Directions:
• a. Reproduce the RISC-V register notes from "Commonly Used CSR" to "mie &= x10 (clear)".
• b. Translate this sentence from the RISC-V register notes into Spanish: "These registers are 32 bits wide in the RV32I ISA and are identified as x0 to x31."

[Quoted passage — start]

Commonly Used CSR instructions

;register version:
csrrw x5, mstatus, x10  ;x5 = mstatus (read), mstatus = x10 (write)
csrw mtvec, t0          ;mtvec = t0 (write only)
csrrs x5, mie, x10      ;x5 = mie (read), mie |= x10 (set)
csrrc x5, mie, x10      ;x5 = mie (read), mie &= x10 (clear)

;imm version:
csrrwi x5, mstatus, 0x1 ;x5 = mstatus (read), mstatus = 0x1 (write imm)
csrrsi x5, mie, 0x1     ;x5 = mie (read), mie |= 0x1 (set imm)
csrrc x5, mie, 0x1      ;x5 = mie (read), mie &= 0x1 (clear imm)

Convenient pseudo-instructions:

csrr rd, csr    ;csrrs rd, csr, x0
csrw csr, rs    ;csrrw x0, csr, rs
csrs csr, rs    ;csrrs x0, csr, rs
csrc csr, rs    ;csrrc x0, csr, rs
csrwi csr, imm  ;csrrwi x0, csr, imm
csrsi csr, imm  ;csrrsi x0, csr, imm
csrci csr, imm  ;csrrci x0, csr, imm

GPRs 通用寄存器

Introduction

The 32 registers in RISC-V are called general-purpose registers (GPRs, or “integer registers”). They are used for various purposes, such as holding data, addresses, or temporary values during program execution. These registers are 32 bits wide in the RV32I ISA and are identified as x0 to x31.

Each register has a conventional name that indicates its intended usage, although these names are just conventions, and you can use them for other purposes if needed.

Partial Explanations

ra

Purpose: Stores the return address for function calls.

jal ra, function_label  # Jump to function_label and store return address in ra
ret                     # Return to the address in ra

sp

Purpose: Points to the top of the stack (used for dynamic memory allocation during function calls).

addi sp, sp, -16      # Allocate 16 bytes on the stack
sw t0, 0(sp)          # Store t0 at the top of the stack
lw t0, 0(sp)          # Retrieve t0 from the stack
addi sp, sp, 16       # Deallocate 16 bytes

gp

Purpose: Points to global and static data in memory.

lw t0, 0(gp)         # Load a value from the global data section

tp

Purpose: Points to thread-local storage (used in multi-threaded programs).

[Quoted passage — finish]
[Data to examine — start]

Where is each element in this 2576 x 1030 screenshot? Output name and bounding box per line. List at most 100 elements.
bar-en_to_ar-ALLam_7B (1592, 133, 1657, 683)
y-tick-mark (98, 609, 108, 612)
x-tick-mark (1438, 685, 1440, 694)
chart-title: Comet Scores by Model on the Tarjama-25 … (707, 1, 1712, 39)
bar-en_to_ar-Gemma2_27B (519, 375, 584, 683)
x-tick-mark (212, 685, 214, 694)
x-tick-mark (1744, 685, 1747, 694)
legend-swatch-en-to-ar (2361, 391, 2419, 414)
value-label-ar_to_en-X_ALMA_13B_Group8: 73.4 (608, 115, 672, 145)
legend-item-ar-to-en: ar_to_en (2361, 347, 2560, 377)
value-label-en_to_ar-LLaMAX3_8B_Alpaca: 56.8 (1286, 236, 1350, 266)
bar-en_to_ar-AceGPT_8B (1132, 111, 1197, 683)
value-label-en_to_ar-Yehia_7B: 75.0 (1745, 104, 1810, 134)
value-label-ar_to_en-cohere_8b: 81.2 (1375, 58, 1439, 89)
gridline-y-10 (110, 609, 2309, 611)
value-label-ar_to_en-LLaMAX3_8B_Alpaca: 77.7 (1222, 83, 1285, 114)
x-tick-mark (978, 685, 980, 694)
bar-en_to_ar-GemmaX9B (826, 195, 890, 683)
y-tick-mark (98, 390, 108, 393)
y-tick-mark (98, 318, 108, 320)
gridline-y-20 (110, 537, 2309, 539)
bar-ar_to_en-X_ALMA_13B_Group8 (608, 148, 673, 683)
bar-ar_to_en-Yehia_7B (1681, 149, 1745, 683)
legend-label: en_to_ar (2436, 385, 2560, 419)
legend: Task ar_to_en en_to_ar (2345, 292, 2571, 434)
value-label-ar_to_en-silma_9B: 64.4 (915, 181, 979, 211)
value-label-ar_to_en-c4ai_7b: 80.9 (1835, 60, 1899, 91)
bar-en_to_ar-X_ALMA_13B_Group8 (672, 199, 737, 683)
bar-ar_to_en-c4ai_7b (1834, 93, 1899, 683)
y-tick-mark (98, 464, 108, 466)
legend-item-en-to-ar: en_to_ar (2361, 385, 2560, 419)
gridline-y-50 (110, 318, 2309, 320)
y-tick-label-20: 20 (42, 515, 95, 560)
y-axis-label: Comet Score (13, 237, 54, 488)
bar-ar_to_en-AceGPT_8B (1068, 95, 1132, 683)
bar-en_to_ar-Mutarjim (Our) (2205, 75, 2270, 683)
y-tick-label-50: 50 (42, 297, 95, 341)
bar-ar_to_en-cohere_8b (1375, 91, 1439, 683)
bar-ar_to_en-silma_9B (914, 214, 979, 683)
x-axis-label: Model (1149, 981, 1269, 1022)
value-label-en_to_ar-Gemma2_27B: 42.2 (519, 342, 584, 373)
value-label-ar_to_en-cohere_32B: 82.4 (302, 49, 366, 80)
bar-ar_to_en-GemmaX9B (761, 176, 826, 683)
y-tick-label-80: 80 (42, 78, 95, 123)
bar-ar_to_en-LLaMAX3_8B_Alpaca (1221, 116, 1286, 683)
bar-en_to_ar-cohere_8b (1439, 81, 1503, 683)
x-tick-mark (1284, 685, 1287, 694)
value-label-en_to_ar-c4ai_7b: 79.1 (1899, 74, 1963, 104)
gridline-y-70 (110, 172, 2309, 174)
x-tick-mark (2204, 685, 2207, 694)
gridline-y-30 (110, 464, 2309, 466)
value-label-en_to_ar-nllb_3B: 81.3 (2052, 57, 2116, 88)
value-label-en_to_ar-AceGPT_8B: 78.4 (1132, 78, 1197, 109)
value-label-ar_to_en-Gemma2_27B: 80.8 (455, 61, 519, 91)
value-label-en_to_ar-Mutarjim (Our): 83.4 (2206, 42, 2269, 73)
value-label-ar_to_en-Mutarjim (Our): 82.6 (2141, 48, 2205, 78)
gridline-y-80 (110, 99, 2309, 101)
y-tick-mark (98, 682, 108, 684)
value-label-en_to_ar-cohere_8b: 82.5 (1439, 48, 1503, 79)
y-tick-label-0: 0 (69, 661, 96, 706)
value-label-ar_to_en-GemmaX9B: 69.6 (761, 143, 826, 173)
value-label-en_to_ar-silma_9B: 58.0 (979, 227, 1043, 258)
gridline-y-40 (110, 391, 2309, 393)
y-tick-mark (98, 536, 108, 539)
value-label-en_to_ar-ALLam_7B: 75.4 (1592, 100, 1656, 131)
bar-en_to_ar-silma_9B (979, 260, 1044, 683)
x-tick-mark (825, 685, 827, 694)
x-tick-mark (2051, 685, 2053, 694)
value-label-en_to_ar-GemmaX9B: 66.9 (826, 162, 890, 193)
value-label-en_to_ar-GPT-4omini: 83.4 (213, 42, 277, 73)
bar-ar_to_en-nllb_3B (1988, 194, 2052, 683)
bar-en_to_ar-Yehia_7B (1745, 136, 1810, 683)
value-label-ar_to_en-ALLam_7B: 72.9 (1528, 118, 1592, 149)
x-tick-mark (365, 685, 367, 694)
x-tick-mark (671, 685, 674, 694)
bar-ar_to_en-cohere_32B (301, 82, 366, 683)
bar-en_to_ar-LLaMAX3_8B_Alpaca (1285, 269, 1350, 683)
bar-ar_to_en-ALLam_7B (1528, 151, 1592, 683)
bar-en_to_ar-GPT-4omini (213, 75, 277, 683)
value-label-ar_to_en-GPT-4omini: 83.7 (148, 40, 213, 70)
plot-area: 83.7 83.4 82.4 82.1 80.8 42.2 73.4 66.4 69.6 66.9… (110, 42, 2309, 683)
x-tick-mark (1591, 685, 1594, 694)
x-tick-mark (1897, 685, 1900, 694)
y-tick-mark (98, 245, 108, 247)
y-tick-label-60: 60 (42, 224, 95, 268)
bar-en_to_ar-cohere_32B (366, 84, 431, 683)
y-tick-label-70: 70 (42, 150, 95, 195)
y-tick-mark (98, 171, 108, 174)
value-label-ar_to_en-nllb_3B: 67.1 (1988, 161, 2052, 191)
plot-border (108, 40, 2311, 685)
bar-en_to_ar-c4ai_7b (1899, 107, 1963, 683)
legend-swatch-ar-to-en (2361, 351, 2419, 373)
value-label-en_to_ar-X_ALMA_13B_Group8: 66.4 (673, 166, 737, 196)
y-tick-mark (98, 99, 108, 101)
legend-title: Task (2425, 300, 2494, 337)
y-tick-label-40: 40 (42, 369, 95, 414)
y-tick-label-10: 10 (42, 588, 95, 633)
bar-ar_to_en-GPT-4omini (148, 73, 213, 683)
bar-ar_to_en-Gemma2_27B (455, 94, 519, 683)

[Data to examine — finish]

Your responses:
• a.
Commonly Used CSR instructions

;register version:
csrrw x5, mstatus, x10  ;x5 = mstatus (read), mstatus = x10 (write)
csrw mtvec, t0          ;mtvec = t0 (write only)
csrrs x5, mie, x10      ;x5 = mie (read), mie |= x10 (set)
csrrc x5, mie, x10      ;x5 = mie (read), mie &= x10 (clear)

• b. Estos registros tienen 32 bits de ancho en la ISA RV32I y se identifican de x0 a x31.